Filter the entries that follow, copying every line in which the word "name" appears.

-- Start --

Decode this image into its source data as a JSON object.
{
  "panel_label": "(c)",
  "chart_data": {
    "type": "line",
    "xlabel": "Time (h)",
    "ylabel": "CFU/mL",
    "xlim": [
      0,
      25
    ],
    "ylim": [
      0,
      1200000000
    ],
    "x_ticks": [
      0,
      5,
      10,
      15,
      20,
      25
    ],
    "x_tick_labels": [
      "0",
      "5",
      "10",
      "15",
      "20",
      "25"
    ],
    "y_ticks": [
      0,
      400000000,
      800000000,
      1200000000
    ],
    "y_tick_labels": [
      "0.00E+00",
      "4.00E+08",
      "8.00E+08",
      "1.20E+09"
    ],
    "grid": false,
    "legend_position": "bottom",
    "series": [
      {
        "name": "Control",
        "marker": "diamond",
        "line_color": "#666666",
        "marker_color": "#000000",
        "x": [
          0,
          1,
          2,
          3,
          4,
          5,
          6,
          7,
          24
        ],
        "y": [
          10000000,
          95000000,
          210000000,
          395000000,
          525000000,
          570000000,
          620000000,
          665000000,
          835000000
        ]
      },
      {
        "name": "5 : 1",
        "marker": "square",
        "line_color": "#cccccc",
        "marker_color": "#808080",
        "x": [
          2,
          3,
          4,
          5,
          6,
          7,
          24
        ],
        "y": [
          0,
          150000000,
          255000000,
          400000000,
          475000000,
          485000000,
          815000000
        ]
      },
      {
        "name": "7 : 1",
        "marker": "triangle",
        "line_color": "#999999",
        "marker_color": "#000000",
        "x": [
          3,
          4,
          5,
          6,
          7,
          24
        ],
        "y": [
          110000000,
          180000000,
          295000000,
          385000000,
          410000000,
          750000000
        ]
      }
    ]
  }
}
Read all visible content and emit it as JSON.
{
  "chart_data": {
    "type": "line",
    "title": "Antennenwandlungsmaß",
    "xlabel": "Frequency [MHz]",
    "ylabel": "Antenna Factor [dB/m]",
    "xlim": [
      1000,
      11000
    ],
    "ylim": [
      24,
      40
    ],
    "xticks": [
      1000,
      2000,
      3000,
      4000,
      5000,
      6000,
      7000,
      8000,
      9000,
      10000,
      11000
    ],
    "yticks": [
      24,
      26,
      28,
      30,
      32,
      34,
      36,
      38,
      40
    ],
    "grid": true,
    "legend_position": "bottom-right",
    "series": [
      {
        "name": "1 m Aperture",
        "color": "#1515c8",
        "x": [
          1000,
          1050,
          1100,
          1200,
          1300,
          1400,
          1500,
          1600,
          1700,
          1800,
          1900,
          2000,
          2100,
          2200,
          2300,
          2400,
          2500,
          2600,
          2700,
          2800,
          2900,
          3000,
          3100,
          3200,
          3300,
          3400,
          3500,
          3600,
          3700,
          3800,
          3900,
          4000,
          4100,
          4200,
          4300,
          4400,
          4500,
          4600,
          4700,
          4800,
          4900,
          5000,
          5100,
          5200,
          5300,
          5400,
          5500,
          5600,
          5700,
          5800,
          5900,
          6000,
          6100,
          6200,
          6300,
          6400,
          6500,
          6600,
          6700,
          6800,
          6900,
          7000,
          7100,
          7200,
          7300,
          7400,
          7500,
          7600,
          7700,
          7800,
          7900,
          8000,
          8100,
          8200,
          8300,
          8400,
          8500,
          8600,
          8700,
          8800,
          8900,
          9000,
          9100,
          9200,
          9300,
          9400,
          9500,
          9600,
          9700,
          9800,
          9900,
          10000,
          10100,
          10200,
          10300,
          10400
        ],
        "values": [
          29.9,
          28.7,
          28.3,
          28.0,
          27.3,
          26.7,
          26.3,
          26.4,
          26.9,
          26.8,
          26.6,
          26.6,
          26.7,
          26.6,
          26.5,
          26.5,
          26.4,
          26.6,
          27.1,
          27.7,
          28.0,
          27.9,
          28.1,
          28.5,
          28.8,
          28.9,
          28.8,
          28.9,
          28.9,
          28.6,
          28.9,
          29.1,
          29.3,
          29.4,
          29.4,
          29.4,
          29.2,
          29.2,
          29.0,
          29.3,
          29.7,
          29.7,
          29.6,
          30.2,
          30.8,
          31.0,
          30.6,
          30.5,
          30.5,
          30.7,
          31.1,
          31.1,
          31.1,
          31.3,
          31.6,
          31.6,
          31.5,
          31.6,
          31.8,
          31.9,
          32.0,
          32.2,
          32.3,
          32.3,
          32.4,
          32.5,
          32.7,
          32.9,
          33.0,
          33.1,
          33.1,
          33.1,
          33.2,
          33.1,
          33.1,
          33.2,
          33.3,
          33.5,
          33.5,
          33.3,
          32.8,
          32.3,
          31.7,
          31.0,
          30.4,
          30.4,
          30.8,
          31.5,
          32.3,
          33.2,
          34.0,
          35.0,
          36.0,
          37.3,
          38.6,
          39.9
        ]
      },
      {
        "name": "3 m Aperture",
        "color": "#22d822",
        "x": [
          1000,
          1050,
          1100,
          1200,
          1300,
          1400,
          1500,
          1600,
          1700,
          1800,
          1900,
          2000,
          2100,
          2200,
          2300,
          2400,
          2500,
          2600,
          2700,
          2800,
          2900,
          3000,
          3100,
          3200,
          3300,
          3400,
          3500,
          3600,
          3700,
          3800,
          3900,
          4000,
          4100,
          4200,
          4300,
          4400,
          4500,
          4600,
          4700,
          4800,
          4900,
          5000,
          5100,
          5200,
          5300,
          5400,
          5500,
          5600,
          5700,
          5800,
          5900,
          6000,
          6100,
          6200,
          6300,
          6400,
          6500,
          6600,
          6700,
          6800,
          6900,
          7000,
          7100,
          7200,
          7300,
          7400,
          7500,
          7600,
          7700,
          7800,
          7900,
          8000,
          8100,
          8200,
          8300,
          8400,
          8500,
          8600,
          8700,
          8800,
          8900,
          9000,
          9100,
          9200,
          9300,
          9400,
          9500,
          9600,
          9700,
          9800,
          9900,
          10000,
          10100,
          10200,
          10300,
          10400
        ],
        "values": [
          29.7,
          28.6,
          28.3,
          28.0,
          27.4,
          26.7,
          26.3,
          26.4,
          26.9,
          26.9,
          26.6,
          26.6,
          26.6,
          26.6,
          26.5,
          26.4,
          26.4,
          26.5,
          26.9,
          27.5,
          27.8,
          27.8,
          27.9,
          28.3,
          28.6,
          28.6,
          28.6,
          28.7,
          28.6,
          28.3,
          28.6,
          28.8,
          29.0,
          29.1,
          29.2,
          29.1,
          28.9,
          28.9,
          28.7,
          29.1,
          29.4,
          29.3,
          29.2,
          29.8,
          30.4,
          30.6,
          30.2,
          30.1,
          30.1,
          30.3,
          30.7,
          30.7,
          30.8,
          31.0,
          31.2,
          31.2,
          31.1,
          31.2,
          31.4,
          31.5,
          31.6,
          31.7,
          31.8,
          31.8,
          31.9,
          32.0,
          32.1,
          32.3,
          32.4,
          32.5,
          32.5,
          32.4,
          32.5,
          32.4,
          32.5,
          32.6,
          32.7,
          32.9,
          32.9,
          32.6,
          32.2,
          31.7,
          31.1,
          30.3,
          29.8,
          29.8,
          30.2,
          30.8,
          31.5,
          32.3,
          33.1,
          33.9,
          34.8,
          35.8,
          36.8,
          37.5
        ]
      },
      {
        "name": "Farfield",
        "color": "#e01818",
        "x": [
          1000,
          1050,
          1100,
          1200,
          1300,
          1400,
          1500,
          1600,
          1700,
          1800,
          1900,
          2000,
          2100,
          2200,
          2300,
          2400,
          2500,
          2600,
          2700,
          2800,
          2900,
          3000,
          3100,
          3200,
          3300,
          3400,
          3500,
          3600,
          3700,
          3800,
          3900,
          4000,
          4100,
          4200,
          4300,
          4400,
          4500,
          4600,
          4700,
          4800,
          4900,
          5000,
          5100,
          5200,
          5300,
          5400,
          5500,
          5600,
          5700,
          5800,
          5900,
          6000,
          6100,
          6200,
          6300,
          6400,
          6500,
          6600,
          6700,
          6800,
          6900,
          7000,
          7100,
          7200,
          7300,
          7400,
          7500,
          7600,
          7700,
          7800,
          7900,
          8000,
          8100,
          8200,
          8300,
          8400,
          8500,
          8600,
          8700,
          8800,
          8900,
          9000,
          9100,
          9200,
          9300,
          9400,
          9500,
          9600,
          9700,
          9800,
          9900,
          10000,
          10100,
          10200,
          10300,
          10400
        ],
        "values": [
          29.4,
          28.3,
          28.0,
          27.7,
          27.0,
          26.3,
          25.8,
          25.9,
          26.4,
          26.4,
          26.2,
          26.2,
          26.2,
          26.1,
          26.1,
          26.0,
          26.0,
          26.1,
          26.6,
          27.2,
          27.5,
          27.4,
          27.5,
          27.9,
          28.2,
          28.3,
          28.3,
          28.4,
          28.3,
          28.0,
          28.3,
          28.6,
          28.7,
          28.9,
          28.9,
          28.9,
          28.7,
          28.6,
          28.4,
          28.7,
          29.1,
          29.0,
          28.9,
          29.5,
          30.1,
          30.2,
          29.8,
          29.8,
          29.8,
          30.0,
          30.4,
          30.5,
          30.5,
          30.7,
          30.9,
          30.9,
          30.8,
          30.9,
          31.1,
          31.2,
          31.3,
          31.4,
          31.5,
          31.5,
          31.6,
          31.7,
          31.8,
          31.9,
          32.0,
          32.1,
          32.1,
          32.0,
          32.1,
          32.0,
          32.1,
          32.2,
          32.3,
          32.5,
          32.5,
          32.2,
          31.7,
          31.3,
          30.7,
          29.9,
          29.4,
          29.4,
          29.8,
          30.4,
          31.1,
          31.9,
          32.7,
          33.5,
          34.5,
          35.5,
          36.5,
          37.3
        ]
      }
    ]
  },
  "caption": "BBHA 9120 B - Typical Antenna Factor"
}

-- End --

WRITTEN ANSWER ->
        "name": "Control",
        "name": "5 : 1",
        "name": "7 : 1",
        "name": "1 m Aperture",
        "name": "3 m Aperture",
        "name": "Farfield",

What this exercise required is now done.